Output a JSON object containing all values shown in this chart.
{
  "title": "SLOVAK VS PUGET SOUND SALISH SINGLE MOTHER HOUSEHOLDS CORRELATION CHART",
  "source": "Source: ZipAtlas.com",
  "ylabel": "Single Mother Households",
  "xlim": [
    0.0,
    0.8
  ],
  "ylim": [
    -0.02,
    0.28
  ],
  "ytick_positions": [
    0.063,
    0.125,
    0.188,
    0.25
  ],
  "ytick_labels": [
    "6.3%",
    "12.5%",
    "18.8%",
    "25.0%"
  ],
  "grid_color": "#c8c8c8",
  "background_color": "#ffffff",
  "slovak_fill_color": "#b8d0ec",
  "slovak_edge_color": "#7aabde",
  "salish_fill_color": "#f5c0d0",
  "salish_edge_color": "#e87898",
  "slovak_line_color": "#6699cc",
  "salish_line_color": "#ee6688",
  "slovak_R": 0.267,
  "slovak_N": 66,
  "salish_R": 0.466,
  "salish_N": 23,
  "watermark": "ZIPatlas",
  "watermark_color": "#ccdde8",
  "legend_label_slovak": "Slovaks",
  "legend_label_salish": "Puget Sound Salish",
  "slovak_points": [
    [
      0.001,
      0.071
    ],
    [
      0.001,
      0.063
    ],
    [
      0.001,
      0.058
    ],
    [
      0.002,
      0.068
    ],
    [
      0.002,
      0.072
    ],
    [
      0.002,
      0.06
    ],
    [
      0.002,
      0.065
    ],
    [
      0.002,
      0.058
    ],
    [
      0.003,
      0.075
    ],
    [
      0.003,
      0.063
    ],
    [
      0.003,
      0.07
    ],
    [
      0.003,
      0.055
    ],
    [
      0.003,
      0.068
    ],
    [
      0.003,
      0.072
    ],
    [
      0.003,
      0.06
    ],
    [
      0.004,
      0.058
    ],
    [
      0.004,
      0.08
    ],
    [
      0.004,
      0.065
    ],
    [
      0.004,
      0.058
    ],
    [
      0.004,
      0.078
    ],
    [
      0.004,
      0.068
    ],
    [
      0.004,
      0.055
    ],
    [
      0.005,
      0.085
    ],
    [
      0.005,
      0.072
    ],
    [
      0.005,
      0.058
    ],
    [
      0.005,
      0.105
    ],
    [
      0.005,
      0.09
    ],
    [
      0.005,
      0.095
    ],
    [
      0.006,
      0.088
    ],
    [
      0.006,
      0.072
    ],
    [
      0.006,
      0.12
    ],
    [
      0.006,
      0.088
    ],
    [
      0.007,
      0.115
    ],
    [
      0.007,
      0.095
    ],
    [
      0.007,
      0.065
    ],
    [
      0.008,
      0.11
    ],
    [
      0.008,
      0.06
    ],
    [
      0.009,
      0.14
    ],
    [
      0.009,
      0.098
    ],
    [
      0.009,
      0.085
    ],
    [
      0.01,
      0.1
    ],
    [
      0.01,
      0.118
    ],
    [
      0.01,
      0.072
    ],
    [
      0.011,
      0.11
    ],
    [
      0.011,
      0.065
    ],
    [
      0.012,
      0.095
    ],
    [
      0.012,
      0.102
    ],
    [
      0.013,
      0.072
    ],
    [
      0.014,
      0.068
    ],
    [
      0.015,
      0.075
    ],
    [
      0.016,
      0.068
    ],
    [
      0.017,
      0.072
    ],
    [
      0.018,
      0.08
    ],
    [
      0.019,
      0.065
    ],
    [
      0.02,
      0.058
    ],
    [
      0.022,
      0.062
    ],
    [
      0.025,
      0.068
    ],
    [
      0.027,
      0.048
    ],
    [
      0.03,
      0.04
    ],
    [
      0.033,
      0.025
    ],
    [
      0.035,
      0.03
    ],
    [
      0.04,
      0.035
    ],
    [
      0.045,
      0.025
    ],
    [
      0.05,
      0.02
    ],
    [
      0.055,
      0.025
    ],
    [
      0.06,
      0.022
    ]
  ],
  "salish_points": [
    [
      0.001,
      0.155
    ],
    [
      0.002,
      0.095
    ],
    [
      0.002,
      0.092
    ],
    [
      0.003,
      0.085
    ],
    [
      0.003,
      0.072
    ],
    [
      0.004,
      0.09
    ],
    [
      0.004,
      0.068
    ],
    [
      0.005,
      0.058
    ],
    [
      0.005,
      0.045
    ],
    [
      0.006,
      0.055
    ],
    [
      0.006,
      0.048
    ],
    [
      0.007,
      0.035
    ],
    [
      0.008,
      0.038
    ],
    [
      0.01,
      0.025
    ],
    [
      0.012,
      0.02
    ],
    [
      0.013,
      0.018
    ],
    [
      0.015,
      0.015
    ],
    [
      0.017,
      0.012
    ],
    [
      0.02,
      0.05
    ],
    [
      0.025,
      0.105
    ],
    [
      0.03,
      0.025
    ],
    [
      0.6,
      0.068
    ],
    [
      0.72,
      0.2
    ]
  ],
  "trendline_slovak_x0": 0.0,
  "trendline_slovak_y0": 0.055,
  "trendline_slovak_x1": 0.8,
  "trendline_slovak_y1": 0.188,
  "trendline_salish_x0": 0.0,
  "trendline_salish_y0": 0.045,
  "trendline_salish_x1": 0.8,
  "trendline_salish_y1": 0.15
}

» **Task objective**: Write out every record verbatim.

» **Task solution**:
Output a JSON object containing all values shown in this chart.
{
  "title": "SLOVAK VS PUGET SOUND SALISH SINGLE MOTHER HOUSEHOLDS CORRELATION CHART",
  "source": "Source: ZipAtlas.com",
  "ylabel": "Single Mother Households",
  "xlim": [
    0.0,
    0.8
  ],
  "ylim": [
    -0.02,
    0.28
  ],
  "ytick_positions": [
    0.063,
    0.125,
    0.188,
    0.25
  ],
  "ytick_labels": [
    "6.3%",
    "12.5%",
    "18.8%",
    "25.0%"
  ],
  "grid_color": "#c8c8c8",
  "background_color": "#ffffff",
  "slovak_fill_color": "#b8d0ec",
  "slovak_edge_color": "#7aabde",
  "salish_fill_color": "#f5c0d0",
  "salish_edge_color": "#e87898",
  "slovak_line_color": "#6699cc",
  "salish_line_color": "#ee6688",
  "slovak_R": 0.267,
  "slovak_N": 66,
  "salish_R": 0.466,
  "salish_N": 23,
  "watermark": "ZIPatlas",
  "watermark_color": "#ccdde8",
  "legend_label_slovak": "Slovaks",
  "legend_label_salish": "Puget Sound Salish",
  "slovak_points": [
    [
      0.001,
      0.071
    ],
    [
      0.001,
      0.063
    ],
    [
      0.001,
      0.058
    ],
    [
      0.002,
      0.068
    ],
    [
      0.002,
      0.072
    ],
    [
      0.002,
      0.06
    ],
    [
      0.002,
      0.065
    ],
    [
      0.002,
      0.058
    ],
    [
      0.003,
      0.075
    ],
    [
      0.003,
      0.063
    ],
    [
      0.003,
      0.07
    ],
    [
      0.003,
      0.055
    ],
    [
      0.003,
      0.068
    ],
    [
      0.003,
      0.072
    ],
    [
      0.003,
      0.06
    ],
    [
      0.004,
      0.058
    ],
    [
      0.004,
      0.08
    ],
    [
      0.004,
      0.065
    ],
    [
      0.004,
      0.058
    ],
    [
      0.004,
      0.078
    ],
    [
      0.004,
      0.068
    ],
    [
      0.004,
      0.055
    ],
    [
      0.005,
      0.085
    ],
    [
      0.005,
      0.072
    ],
    [
      0.005,
      0.058
    ],
    [
      0.005,
      0.105
    ],
    [
      0.005,
      0.09
    ],
    [
      0.005,
      0.095
    ],
    [
      0.006,
      0.088
    ],
    [
      0.006,
      0.072
    ],
    [
      0.006,
      0.12
    ],
    [
      0.006,
      0.088
    ],
    [
      0.007,
      0.115
    ],
    [
      0.007,
      0.095
    ],
    [
      0.007,
      0.065
    ],
    [
      0.008,
      0.11
    ],
    [
      0.008,
      0.06
    ],
    [
      0.009,
      0.14
    ],
    [
      0.009,
      0.098
    ],
    [
      0.009,
      0.085
    ],
    [
      0.01,
      0.1
    ],
    [
      0.01,
      0.118
    ],
    [
      0.01,
      0.072
    ],
    [
      0.011,
      0.11
    ],
    [
      0.011,
      0.065
    ],
    [
      0.012,
      0.095
    ],
    [
      0.012,
      0.102
    ],
    [
      0.013,
      0.072
    ],
    [
      0.014,
      0.068
    ],
    [
      0.015,
      0.075
    ],
    [
      0.016,
      0.068
    ],
    [
      0.017,
      0.072
    ],
    [
      0.018,
      0.08
    ],
    [
      0.019,
      0.065
    ],
    [
      0.02,
      0.058
    ],
    [
      0.022,
      0.062
    ],
    [
      0.025,
      0.068
    ],
    [
      0.027,
      0.048
    ],
    [
      0.03,
      0.04
    ],
    [
      0.033,
      0.025
    ],
    [
      0.035,
      0.03
    ],
    [
      0.04,
      0.035
    ],
    [
      0.045,
      0.025
    ],
    [
      0.05,
      0.02
    ],
    [
      0.055,
      0.025
    ],
    [
      0.06,
      0.022
    ]
  ],
  "salish_points": [
    [
      0.001,
      0.155
    ],
    [
      0.002,
      0.095
    ],
    [
      0.002,
      0.092
    ],
    [
      0.003,
      0.085
    ],
    [
      0.003,
      0.072
    ],
    [
      0.004,
      0.09
    ],
    [
      0.004,
      0.068
    ],
    [
      0.005,
      0.058
    ],
    [
      0.005,
      0.045
    ],
    [
      0.006,
      0.055
    ],
    [
      0.006,
      0.048
    ],
    [
      0.007,
      0.035
    ],
    [
      0.008,
      0.038
    ],
    [
      0.01,
      0.025
    ],
    [
      0.012,
      0.02
    ],
    [
      0.013,
      0.018
    ],
    [
      0.015,
      0.015
    ],
    [
      0.017,
      0.012
    ],
    [
      0.02,
      0.05
    ],
    [
      0.025,
      0.105
    ],
    [
      0.03,
      0.025
    ],
    [
      0.6,
      0.068
    ],
    [
      0.72,
      0.2
    ]
  ],
  "trendline_slovak_x0": 0.0,
  "trendline_slovak_y0": 0.055,
  "trendline_slovak_x1": 0.8,
  "trendline_slovak_y1": 0.188,
  "trendline_salish_x0": 0.0,
  "trendline_salish_y0": 0.045,
  "trendline_salish_x1": 0.8,
  "trendline_salish_y1": 0.15
}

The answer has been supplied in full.